>> BEGIN MATERIAL SHOWN

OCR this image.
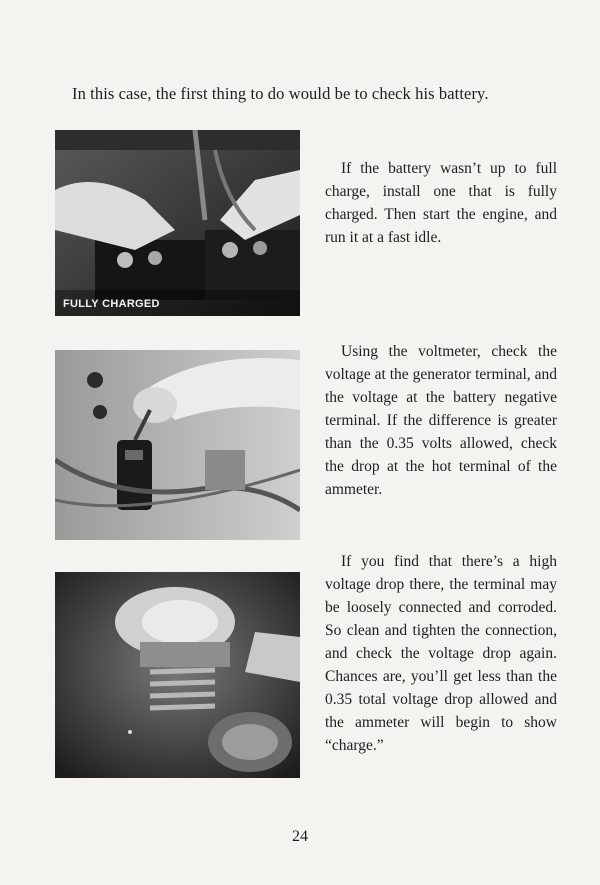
In this case, the first thing to do would be to check his battery.
FULLY CHARGED
If the battery wasn’t up to full charge, install one that is fully charged. Then start the engine, and run it at a fast idle.
Using the voltmeter, check the voltage at the generator terminal, and the voltage at the battery negative terminal. If the difference is greater than the 0.35 volts allowed, check the drop at the hot terminal of the ammeter.
If you find that there’s a high voltage drop there, the terminal may be loosely connected and corroded. So clean and tighten the connection, and check the voltage drop again. Chances are, you’ll get less than the 0.35 total voltage drop allowed and the ammeter will begin to show “charge.”
24
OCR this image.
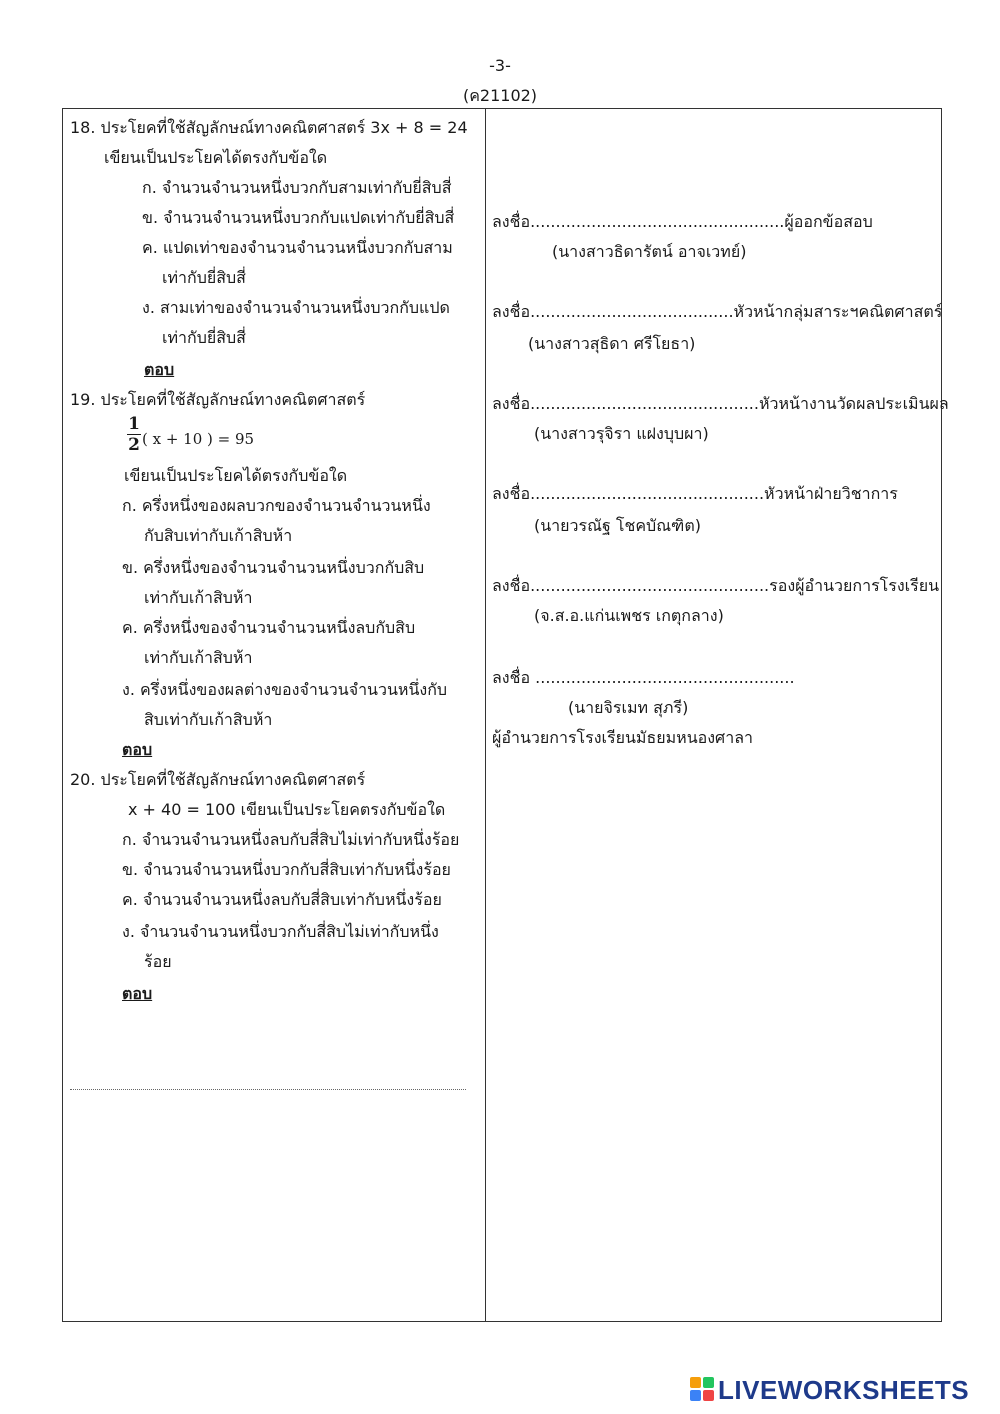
-3-
(ค21102)
18. ประโยคที่ใช้สัญลักษณ์ทางคณิตศาสตร์ 3x + 8 = 24
เขียนเป็นประโยคได้ตรงกับข้อใด
ก. จำนวนจำนวนหนึ่งบวกกับสามเท่ากับยี่สิบสี่
ข. จำนวนจำนวนหนึ่งบวกกับแปดเท่ากับยี่สิบสี่
ค. แปดเท่าของจำนวนจำนวนหนึ่งบวกกับสาม
เท่ากับยี่สิบสี่
ง. สามเท่าของจำนวนจำนวนหนึ่งบวกกับแปด
เท่ากับยี่สิบสี่
ตอบ
19. ประโยคที่ใช้สัญลักษณ์ทางคณิตศาสตร์
1
2 ( x + 10 ) = 95
เขียนเป็นประโยคได้ตรงกับข้อใด
ก. ครึ่งหนึ่งของผลบวกของจำนวนจำนวนหนึ่ง
กับสิบเท่ากับเก้าสิบห้า
ข. ครึ่งหนึ่งของจำนวนจำนวนหนึ่งบวกกับสิบ
เท่ากับเก้าสิบห้า
ค. ครึ่งหนึ่งของจำนวนจำนวนหนึ่งลบกับสิบ
เท่ากับเก้าสิบห้า
ง. ครึ่งหนึ่งของผลต่างของจำนวนจำนวนหนึ่งกับ
สิบเท่ากับเก้าสิบห้า
ตอบ
20. ประโยคที่ใช้สัญลักษณ์ทางคณิตศาสตร์
x + 40 = 100 เขียนเป็นประโยคตรงกับข้อใด
ก. จำนวนจำนวนหนึ่งลบกับสี่สิบไม่เท่ากับหนึ่งร้อย
ข. จำนวนจำนวนหนึ่งบวกกับสี่สิบเท่ากับหนึ่งร้อย
ค. จำนวนจำนวนหนึ่งลบกับสี่สิบเท่ากับหนึ่งร้อย
ง. จำนวนจำนวนหนึ่งบวกกับสี่สิบไม่เท่ากับหนึ่ง
ร้อย
ตอบ
ลงชื่อ..................................................ผู้ออกข้อสอบ
(นางสาวธิดารัตน์ อาจเวทย์)
ลงชื่อ........................................หัวหน้ากลุ่มสาระฯคณิตศาสตร์
(นางสาวสุธิดา ศรีโยธา)
ลงชื่อ.............................................หัวหน้างานวัดผลประเมินผล
(นางสาวรุจิรา แฝงบุบผา)
ลงชื่อ..............................................หัวหน้าฝ่ายวิชาการ
(นายวรณัฐ โชคบัณฑิต)
ลงชื่อ...............................................รองผู้อำนวยการโรงเรียน
(จ.ส.อ.แก่นเพชร เกตุกลาง)
ลงชื่อ ...................................................
(นายจิรเมท สุภรี)
ผู้อำนวยการโรงเรียนมัธยมหนองศาลา
LIVEWORKSHEETS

>> END MATERIAL SHOWN

[WHAT YOU HAVE TO DO]
Within the records, how many lines include "งบวกก"? The answer is the number and nothing else.

[IN RESPONSE]
7